## Problem description:
Do any lines in the data below contain "clipboard"? If so, copy every one of them.

## Data to process:

------------

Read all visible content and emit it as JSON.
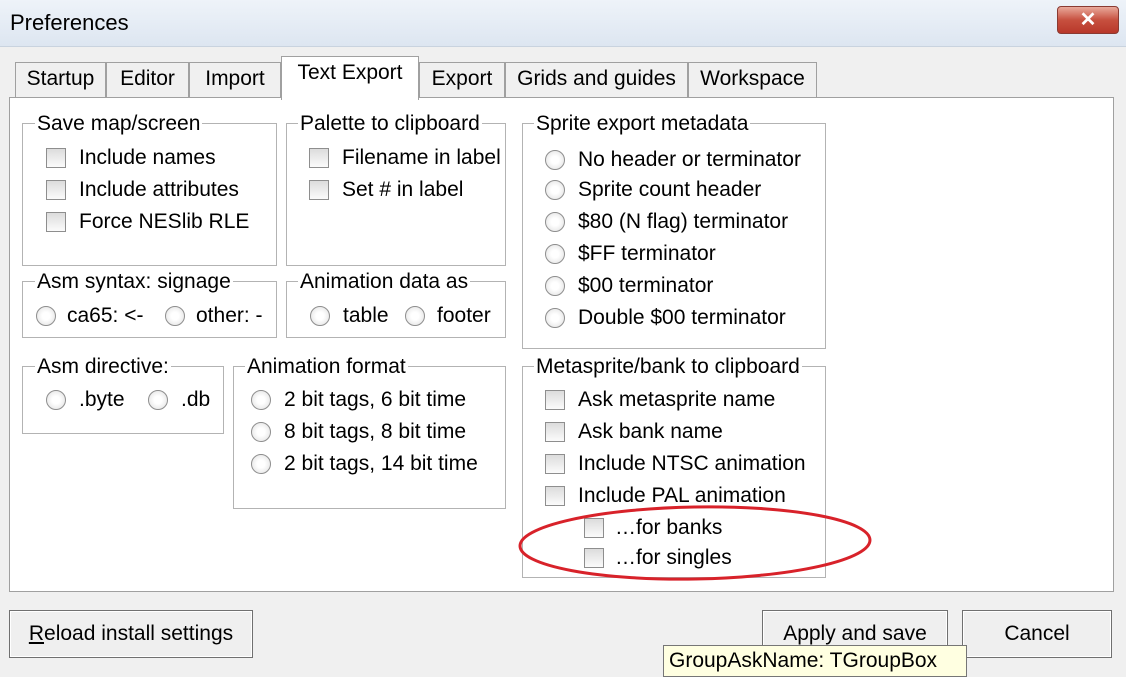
{
  "window": {
    "title": "Preferences",
    "close_glyph": "✕"
  },
  "tabs": [
    "Startup",
    "Editor",
    "Import",
    "Text Export",
    "Export",
    "Grids and guides",
    "Workspace"
  ],
  "active_tab": "Text Export",
  "groups": {
    "save_map": {
      "label": "Save map/screen",
      "options": [
        "Include names",
        "Include attributes",
        "Force NESlib RLE"
      ]
    },
    "palette": {
      "label": "Palette to clipboard",
      "options": [
        "Filename in label",
        "Set # in label"
      ]
    },
    "sprite_meta": {
      "label": "Sprite export metadata",
      "options": [
        "No header or terminator",
        "Sprite count header",
        "$80 (N flag) terminator",
        "$FF terminator",
        "$00 terminator",
        "Double $00 terminator"
      ]
    },
    "asm_syntax": {
      "label": "Asm syntax: signage",
      "options": [
        "ca65: <-",
        "other: -"
      ]
    },
    "anim_data": {
      "label": "Animation data as",
      "options": [
        "table",
        "footer"
      ]
    },
    "asm_directive": {
      "label": "Asm directive:",
      "options": [
        ".byte",
        ".db"
      ]
    },
    "anim_format": {
      "label": "Animation format",
      "options": [
        "2 bit tags, 6 bit time",
        "8 bit tags, 8 bit time",
        "2 bit tags, 14 bit time"
      ]
    },
    "metasprite": {
      "label": "Metasprite/bank to clipboard",
      "options": [
        "Ask metasprite name",
        "Ask bank name",
        "Include NTSC animation",
        "Include PAL animation"
      ],
      "sub_options": [
        "…for banks",
        "…for singles"
      ]
    }
  },
  "buttons": {
    "reload": {
      "accel": "R",
      "rest": "eload install settings"
    },
    "apply": "Apply and save",
    "cancel": "Cancel"
  },
  "tooltip": "GroupAskName: TGroupBox",
  "colors": {
    "annotation_ring": "#d8222a",
    "close_button": "#c7503f",
    "tooltip_bg": "#ffffe1"
  }
}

------------

## Answer to the exercise:
      "label": "Palette to clipboard",
      "label": "Metasprite/bank to clipboard",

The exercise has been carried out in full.